# PROBLEM DETAILS
Exactly repeat the line that contains "Transcribe the text in this document.", then every line after it up to and including the final line.

* * * *

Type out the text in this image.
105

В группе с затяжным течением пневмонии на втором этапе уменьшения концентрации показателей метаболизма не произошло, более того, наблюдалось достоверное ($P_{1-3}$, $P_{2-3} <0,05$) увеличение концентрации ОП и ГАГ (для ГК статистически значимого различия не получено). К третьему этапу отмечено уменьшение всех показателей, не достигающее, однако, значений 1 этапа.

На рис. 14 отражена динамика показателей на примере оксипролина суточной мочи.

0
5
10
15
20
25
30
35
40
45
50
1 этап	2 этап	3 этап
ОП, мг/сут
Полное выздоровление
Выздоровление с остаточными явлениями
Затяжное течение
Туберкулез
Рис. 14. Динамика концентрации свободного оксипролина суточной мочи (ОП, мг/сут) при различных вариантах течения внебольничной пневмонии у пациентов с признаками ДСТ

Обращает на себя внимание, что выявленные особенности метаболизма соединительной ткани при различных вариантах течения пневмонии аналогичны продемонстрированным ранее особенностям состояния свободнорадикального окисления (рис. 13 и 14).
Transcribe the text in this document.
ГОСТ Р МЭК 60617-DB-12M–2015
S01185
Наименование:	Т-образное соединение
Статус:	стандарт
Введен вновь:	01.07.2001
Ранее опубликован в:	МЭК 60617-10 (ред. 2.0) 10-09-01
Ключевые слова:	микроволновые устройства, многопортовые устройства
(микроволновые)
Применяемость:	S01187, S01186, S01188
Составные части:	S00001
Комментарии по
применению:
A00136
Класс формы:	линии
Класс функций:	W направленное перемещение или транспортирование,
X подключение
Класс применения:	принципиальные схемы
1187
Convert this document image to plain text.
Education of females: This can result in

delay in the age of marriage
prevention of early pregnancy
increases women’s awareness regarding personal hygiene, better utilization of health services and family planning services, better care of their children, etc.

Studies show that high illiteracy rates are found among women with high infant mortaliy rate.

* * * *

# THE OUTPUT
Transcribe the text in this document.
ГОСТ Р МЭК 60617-DB-12M–2015
S01185
Наименование:	Т-образное соединение
Статус:	стандарт
Введен вновь:	01.07.2001
Ранее опубликован в:	МЭК 60617-10 (ред. 2.0) 10-09-01
Ключевые слова:	микроволновые устройства, многопортовые устройства
(микроволновые)
Применяемость:	S01187, S01186, S01188
Составные части:	S00001
Комментарии по
применению:
A00136
Класс формы:	линии
Класс функций:	W направленное перемещение или транспортирование,
X подключение
Класс применения:	принципиальные схемы
1187
Convert this document image to plain text.
Education of females: This can result in

delay in the age of marriage
prevention of early pregnancy
increases women’s awareness regarding personal hygiene, better utilization of health services and family planning services, better care of their children, etc.

Studies show that high illiteracy rates are found among women with high infant mortaliy rate.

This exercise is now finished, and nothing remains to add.